**Dataset excerpt**
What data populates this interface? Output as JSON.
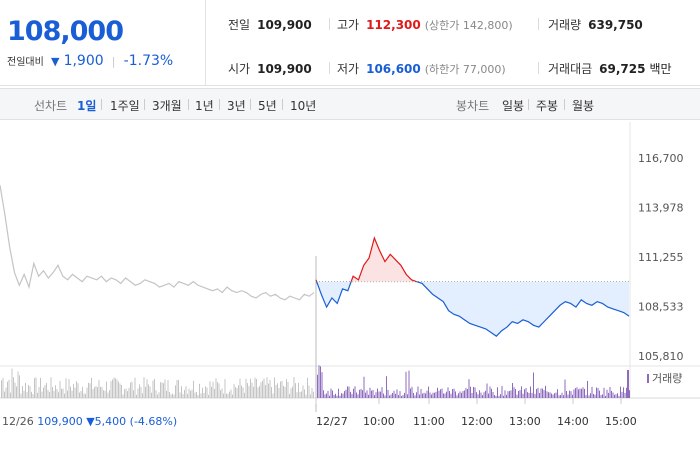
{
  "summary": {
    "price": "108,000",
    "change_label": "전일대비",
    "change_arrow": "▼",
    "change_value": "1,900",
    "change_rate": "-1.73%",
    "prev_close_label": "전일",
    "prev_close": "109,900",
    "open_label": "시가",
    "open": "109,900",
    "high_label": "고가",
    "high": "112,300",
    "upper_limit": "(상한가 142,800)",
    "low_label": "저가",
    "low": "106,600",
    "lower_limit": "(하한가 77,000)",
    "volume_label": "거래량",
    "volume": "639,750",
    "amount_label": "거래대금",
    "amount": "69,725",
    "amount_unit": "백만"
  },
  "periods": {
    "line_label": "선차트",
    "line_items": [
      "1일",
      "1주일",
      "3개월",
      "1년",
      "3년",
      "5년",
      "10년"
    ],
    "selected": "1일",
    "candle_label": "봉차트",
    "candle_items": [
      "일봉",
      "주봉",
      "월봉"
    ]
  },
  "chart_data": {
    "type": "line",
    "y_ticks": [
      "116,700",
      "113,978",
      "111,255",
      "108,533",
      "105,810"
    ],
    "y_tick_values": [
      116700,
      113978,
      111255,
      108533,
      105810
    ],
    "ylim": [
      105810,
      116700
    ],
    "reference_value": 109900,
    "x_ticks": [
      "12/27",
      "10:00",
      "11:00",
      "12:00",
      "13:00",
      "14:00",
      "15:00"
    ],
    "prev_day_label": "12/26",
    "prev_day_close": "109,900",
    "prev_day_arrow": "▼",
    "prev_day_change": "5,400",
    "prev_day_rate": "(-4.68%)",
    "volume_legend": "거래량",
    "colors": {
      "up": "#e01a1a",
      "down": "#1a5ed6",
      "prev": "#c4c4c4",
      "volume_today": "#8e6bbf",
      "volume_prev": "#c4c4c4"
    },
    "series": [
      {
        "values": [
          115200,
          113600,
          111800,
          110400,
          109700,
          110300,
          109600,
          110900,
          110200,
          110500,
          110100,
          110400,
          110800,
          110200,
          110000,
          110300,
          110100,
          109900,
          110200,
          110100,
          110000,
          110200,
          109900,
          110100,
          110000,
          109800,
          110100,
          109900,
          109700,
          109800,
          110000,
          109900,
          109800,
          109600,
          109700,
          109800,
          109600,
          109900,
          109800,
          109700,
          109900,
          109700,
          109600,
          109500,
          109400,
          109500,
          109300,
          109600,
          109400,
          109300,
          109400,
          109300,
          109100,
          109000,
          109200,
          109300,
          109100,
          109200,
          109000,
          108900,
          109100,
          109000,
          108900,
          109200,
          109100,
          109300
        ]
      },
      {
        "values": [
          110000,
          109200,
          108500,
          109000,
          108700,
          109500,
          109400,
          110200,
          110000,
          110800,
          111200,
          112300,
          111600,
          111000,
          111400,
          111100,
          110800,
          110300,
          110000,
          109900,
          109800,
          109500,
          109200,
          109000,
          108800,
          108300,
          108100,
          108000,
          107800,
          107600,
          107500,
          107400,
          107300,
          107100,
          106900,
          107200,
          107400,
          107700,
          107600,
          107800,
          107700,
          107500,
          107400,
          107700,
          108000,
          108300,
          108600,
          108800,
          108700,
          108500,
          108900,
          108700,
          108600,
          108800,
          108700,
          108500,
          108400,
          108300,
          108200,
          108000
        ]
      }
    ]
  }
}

**Exercise**
Repeat the records above verbatim, with no pictures in the result.

**Expected answer**
What data populates this interface? Output as JSON.
{
  "summary": {
    "price": "108,000",
    "change_label": "전일대비",
    "change_arrow": "▼",
    "change_value": "1,900",
    "change_rate": "-1.73%",
    "prev_close_label": "전일",
    "prev_close": "109,900",
    "open_label": "시가",
    "open": "109,900",
    "high_label": "고가",
    "high": "112,300",
    "upper_limit": "(상한가 142,800)",
    "low_label": "저가",
    "low": "106,600",
    "lower_limit": "(하한가 77,000)",
    "volume_label": "거래량",
    "volume": "639,750",
    "amount_label": "거래대금",
    "amount": "69,725",
    "amount_unit": "백만"
  },
  "periods": {
    "line_label": "선차트",
    "line_items": [
      "1일",
      "1주일",
      "3개월",
      "1년",
      "3년",
      "5년",
      "10년"
    ],
    "selected": "1일",
    "candle_label": "봉차트",
    "candle_items": [
      "일봉",
      "주봉",
      "월봉"
    ]
  },
  "chart_data": {
    "type": "line",
    "y_ticks": [
      "116,700",
      "113,978",
      "111,255",
      "108,533",
      "105,810"
    ],
    "y_tick_values": [
      116700,
      113978,
      111255,
      108533,
      105810
    ],
    "ylim": [
      105810,
      116700
    ],
    "reference_value": 109900,
    "x_ticks": [
      "12/27",
      "10:00",
      "11:00",
      "12:00",
      "13:00",
      "14:00",
      "15:00"
    ],
    "prev_day_label": "12/26",
    "prev_day_close": "109,900",
    "prev_day_arrow": "▼",
    "prev_day_change": "5,400",
    "prev_day_rate": "(-4.68%)",
    "volume_legend": "거래량",
    "colors": {
      "up": "#e01a1a",
      "down": "#1a5ed6",
      "prev": "#c4c4c4",
      "volume_today": "#8e6bbf",
      "volume_prev": "#c4c4c4"
    },
    "series": [
      {
        "values": [
          115200,
          113600,
          111800,
          110400,
          109700,
          110300,
          109600,
          110900,
          110200,
          110500,
          110100,
          110400,
          110800,
          110200,
          110000,
          110300,
          110100,
          109900,
          110200,
          110100,
          110000,
          110200,
          109900,
          110100,
          110000,
          109800,
          110100,
          109900,
          109700,
          109800,
          110000,
          109900,
          109800,
          109600,
          109700,
          109800,
          109600,
          109900,
          109800,
          109700,
          109900,
          109700,
          109600,
          109500,
          109400,
          109500,
          109300,
          109600,
          109400,
          109300,
          109400,
          109300,
          109100,
          109000,
          109200,
          109300,
          109100,
          109200,
          109000,
          108900,
          109100,
          109000,
          108900,
          109200,
          109100,
          109300
        ]
      },
      {
        "values": [
          110000,
          109200,
          108500,
          109000,
          108700,
          109500,
          109400,
          110200,
          110000,
          110800,
          111200,
          112300,
          111600,
          111000,
          111400,
          111100,
          110800,
          110300,
          110000,
          109900,
          109800,
          109500,
          109200,
          109000,
          108800,
          108300,
          108100,
          108000,
          107800,
          107600,
          107500,
          107400,
          107300,
          107100,
          106900,
          107200,
          107400,
          107700,
          107600,
          107800,
          107700,
          107500,
          107400,
          107700,
          108000,
          108300,
          108600,
          108800,
          108700,
          108500,
          108900,
          108700,
          108600,
          108800,
          108700,
          108500,
          108400,
          108300,
          108200,
          108000
        ]
      }
    ]
  }
}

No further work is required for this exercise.